WHAT IS NEEDED:
Give the entries again exactly, every one of them.

Dataset entries
---
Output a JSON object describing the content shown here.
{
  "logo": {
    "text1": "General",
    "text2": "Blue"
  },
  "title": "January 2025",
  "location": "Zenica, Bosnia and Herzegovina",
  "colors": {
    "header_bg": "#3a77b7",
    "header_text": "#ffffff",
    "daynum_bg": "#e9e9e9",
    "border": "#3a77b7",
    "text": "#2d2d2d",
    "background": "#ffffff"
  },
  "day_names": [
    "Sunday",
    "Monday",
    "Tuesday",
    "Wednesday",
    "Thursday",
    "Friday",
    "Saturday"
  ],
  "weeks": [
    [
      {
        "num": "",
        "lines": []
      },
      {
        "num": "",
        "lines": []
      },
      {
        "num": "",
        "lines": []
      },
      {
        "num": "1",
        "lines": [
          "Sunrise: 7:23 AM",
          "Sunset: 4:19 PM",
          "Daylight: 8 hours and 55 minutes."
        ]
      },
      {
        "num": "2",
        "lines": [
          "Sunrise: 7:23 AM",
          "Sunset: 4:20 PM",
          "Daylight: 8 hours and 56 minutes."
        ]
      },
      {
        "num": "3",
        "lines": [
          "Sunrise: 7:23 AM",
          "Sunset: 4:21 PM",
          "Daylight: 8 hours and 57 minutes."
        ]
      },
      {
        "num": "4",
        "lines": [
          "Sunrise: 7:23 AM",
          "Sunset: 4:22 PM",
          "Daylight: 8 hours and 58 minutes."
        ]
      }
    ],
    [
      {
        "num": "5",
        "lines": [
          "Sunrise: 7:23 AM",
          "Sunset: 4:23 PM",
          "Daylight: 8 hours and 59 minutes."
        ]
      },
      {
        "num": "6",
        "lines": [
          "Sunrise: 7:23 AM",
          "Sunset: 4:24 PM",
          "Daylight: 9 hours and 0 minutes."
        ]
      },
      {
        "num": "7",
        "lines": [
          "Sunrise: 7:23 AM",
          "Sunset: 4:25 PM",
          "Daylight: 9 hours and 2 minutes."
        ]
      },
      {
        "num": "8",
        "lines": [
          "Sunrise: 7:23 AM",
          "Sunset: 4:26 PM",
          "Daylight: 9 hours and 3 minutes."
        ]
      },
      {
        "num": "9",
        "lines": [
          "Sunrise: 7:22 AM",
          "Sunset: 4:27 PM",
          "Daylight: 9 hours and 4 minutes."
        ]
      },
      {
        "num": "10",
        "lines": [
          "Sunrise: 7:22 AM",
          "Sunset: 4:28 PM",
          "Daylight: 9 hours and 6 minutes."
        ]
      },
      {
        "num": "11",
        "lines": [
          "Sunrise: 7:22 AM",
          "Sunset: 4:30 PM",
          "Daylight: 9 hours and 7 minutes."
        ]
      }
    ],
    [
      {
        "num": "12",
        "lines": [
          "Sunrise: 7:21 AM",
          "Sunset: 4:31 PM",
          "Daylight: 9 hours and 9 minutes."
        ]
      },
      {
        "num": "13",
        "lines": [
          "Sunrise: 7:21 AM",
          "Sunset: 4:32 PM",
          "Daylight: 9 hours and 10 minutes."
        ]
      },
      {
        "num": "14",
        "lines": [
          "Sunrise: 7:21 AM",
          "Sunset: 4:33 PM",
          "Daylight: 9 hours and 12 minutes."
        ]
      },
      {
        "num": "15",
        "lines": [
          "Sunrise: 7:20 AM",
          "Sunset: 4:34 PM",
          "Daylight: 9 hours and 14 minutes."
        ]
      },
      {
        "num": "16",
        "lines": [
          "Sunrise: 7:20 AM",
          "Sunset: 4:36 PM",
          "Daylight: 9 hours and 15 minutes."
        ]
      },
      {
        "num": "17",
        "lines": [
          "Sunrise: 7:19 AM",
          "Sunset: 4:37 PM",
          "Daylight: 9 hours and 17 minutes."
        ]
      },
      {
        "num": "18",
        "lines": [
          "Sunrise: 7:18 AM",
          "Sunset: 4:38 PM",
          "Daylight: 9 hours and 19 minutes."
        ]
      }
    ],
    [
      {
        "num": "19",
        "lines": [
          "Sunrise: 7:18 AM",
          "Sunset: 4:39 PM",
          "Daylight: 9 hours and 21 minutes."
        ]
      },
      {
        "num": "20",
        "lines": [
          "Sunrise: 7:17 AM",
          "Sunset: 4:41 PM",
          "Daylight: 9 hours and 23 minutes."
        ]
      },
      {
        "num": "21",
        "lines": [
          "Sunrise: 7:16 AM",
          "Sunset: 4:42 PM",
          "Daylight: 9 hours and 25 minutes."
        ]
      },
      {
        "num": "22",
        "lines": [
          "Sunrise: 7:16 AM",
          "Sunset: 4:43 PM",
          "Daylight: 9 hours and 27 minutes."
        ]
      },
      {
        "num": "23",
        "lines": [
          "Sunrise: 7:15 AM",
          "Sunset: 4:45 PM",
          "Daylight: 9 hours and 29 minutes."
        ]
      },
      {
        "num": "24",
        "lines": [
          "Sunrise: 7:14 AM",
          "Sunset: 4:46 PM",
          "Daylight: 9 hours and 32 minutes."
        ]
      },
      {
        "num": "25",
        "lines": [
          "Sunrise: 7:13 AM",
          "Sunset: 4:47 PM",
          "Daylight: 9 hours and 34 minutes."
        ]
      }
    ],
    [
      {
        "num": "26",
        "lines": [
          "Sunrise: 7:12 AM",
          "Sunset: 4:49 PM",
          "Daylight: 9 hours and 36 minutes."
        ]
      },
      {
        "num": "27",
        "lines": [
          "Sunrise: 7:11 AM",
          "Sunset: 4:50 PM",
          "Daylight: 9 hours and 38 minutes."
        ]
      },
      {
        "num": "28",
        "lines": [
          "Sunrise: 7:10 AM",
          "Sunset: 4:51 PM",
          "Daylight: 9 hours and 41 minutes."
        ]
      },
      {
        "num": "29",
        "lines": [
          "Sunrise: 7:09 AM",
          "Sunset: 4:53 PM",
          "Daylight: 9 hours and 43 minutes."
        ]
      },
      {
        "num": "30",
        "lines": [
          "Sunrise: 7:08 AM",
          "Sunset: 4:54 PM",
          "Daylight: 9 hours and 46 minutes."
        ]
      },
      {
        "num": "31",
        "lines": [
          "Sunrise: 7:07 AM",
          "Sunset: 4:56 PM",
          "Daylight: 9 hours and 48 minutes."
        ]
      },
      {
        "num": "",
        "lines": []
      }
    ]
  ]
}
---
OUTPUT OF THE EXERCISE:
Output a JSON object describing the content shown here.
{
  "logo": {
    "text1": "General",
    "text2": "Blue"
  },
  "title": "January 2025",
  "location": "Zenica, Bosnia and Herzegovina",
  "colors": {
    "header_bg": "#3a77b7",
    "header_text": "#ffffff",
    "daynum_bg": "#e9e9e9",
    "border": "#3a77b7",
    "text": "#2d2d2d",
    "background": "#ffffff"
  },
  "day_names": [
    "Sunday",
    "Monday",
    "Tuesday",
    "Wednesday",
    "Thursday",
    "Friday",
    "Saturday"
  ],
  "weeks": [
    [
      {
        "num": "",
        "lines": []
      },
      {
        "num": "",
        "lines": []
      },
      {
        "num": "",
        "lines": []
      },
      {
        "num": "1",
        "lines": [
          "Sunrise: 7:23 AM",
          "Sunset: 4:19 PM",
          "Daylight: 8 hours and 55 minutes."
        ]
      },
      {
        "num": "2",
        "lines": [
          "Sunrise: 7:23 AM",
          "Sunset: 4:20 PM",
          "Daylight: 8 hours and 56 minutes."
        ]
      },
      {
        "num": "3",
        "lines": [
          "Sunrise: 7:23 AM",
          "Sunset: 4:21 PM",
          "Daylight: 8 hours and 57 minutes."
        ]
      },
      {
        "num": "4",
        "lines": [
          "Sunrise: 7:23 AM",
          "Sunset: 4:22 PM",
          "Daylight: 8 hours and 58 minutes."
        ]
      }
    ],
    [
      {
        "num": "5",
        "lines": [
          "Sunrise: 7:23 AM",
          "Sunset: 4:23 PM",
          "Daylight: 8 hours and 59 minutes."
        ]
      },
      {
        "num": "6",
        "lines": [
          "Sunrise: 7:23 AM",
          "Sunset: 4:24 PM",
          "Daylight: 9 hours and 0 minutes."
        ]
      },
      {
        "num": "7",
        "lines": [
          "Sunrise: 7:23 AM",
          "Sunset: 4:25 PM",
          "Daylight: 9 hours and 2 minutes."
        ]
      },
      {
        "num": "8",
        "lines": [
          "Sunrise: 7:23 AM",
          "Sunset: 4:26 PM",
          "Daylight: 9 hours and 3 minutes."
        ]
      },
      {
        "num": "9",
        "lines": [
          "Sunrise: 7:22 AM",
          "Sunset: 4:27 PM",
          "Daylight: 9 hours and 4 minutes."
        ]
      },
      {
        "num": "10",
        "lines": [
          "Sunrise: 7:22 AM",
          "Sunset: 4:28 PM",
          "Daylight: 9 hours and 6 minutes."
        ]
      },
      {
        "num": "11",
        "lines": [
          "Sunrise: 7:22 AM",
          "Sunset: 4:30 PM",
          "Daylight: 9 hours and 7 minutes."
        ]
      }
    ],
    [
      {
        "num": "12",
        "lines": [
          "Sunrise: 7:21 AM",
          "Sunset: 4:31 PM",
          "Daylight: 9 hours and 9 minutes."
        ]
      },
      {
        "num": "13",
        "lines": [
          "Sunrise: 7:21 AM",
          "Sunset: 4:32 PM",
          "Daylight: 9 hours and 10 minutes."
        ]
      },
      {
        "num": "14",
        "lines": [
          "Sunrise: 7:21 AM",
          "Sunset: 4:33 PM",
          "Daylight: 9 hours and 12 minutes."
        ]
      },
      {
        "num": "15",
        "lines": [
          "Sunrise: 7:20 AM",
          "Sunset: 4:34 PM",
          "Daylight: 9 hours and 14 minutes."
        ]
      },
      {
        "num": "16",
        "lines": [
          "Sunrise: 7:20 AM",
          "Sunset: 4:36 PM",
          "Daylight: 9 hours and 15 minutes."
        ]
      },
      {
        "num": "17",
        "lines": [
          "Sunrise: 7:19 AM",
          "Sunset: 4:37 PM",
          "Daylight: 9 hours and 17 minutes."
        ]
      },
      {
        "num": "18",
        "lines": [
          "Sunrise: 7:18 AM",
          "Sunset: 4:38 PM",
          "Daylight: 9 hours and 19 minutes."
        ]
      }
    ],
    [
      {
        "num": "19",
        "lines": [
          "Sunrise: 7:18 AM",
          "Sunset: 4:39 PM",
          "Daylight: 9 hours and 21 minutes."
        ]
      },
      {
        "num": "20",
        "lines": [
          "Sunrise: 7:17 AM",
          "Sunset: 4:41 PM",
          "Daylight: 9 hours and 23 minutes."
        ]
      },
      {
        "num": "21",
        "lines": [
          "Sunrise: 7:16 AM",
          "Sunset: 4:42 PM",
          "Daylight: 9 hours and 25 minutes."
        ]
      },
      {
        "num": "22",
        "lines": [
          "Sunrise: 7:16 AM",
          "Sunset: 4:43 PM",
          "Daylight: 9 hours and 27 minutes."
        ]
      },
      {
        "num": "23",
        "lines": [
          "Sunrise: 7:15 AM",
          "Sunset: 4:45 PM",
          "Daylight: 9 hours and 29 minutes."
        ]
      },
      {
        "num": "24",
        "lines": [
          "Sunrise: 7:14 AM",
          "Sunset: 4:46 PM",
          "Daylight: 9 hours and 32 minutes."
        ]
      },
      {
        "num": "25",
        "lines": [
          "Sunrise: 7:13 AM",
          "Sunset: 4:47 PM",
          "Daylight: 9 hours and 34 minutes."
        ]
      }
    ],
    [
      {
        "num": "26",
        "lines": [
          "Sunrise: 7:12 AM",
          "Sunset: 4:49 PM",
          "Daylight: 9 hours and 36 minutes."
        ]
      },
      {
        "num": "27",
        "lines": [
          "Sunrise: 7:11 AM",
          "Sunset: 4:50 PM",
          "Daylight: 9 hours and 38 minutes."
        ]
      },
      {
        "num": "28",
        "lines": [
          "Sunrise: 7:10 AM",
          "Sunset: 4:51 PM",
          "Daylight: 9 hours and 41 minutes."
        ]
      },
      {
        "num": "29",
        "lines": [
          "Sunrise: 7:09 AM",
          "Sunset: 4:53 PM",
          "Daylight: 9 hours and 43 minutes."
        ]
      },
      {
        "num": "30",
        "lines": [
          "Sunrise: 7:08 AM",
          "Sunset: 4:54 PM",
          "Daylight: 9 hours and 46 minutes."
        ]
      },
      {
        "num": "31",
        "lines": [
          "Sunrise: 7:07 AM",
          "Sunset: 4:56 PM",
          "Daylight: 9 hours and 48 minutes."
        ]
      },
      {
        "num": "",
        "lines": []
      }
    ]
  ]
}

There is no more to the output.